== Written request ==
Sift the material for lines containing "Leveling", and return them.

[Entries supplied start]

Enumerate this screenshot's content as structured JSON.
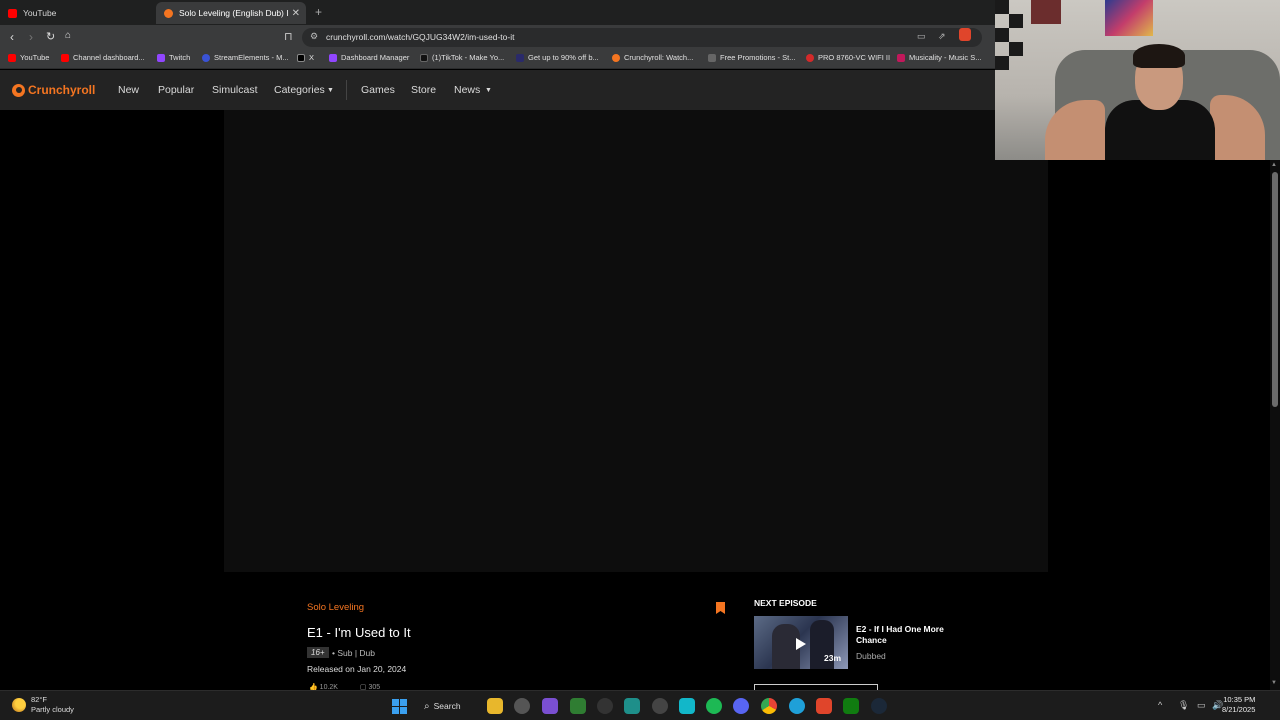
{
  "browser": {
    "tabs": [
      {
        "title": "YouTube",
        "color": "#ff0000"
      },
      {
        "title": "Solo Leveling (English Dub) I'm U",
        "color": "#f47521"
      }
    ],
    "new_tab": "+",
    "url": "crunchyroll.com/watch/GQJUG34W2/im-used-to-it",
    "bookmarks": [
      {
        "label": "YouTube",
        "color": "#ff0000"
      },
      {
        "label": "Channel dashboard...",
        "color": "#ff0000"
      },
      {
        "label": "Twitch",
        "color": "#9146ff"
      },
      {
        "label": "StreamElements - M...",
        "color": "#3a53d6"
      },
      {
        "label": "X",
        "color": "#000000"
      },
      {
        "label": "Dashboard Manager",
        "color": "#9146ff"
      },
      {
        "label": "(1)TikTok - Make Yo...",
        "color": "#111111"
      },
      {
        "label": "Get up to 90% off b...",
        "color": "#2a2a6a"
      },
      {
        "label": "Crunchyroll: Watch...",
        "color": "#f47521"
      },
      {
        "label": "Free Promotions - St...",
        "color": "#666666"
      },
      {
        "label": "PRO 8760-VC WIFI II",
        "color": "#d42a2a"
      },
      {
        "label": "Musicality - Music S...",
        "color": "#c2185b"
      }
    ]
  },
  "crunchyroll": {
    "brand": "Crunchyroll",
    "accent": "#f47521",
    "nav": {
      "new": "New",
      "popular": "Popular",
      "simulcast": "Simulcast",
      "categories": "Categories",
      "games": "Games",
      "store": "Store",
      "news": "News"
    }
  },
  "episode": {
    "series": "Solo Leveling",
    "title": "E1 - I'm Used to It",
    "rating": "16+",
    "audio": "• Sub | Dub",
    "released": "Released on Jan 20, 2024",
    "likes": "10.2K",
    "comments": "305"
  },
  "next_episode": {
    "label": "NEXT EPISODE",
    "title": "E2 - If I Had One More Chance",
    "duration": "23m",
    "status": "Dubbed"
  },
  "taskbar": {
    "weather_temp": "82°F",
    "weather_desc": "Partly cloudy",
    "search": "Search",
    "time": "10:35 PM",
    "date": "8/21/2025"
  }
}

[Entries supplied end]

== Response to the task ==
        "title": "Solo Leveling (English Dub) I'm U",
    "series": "Solo Leveling",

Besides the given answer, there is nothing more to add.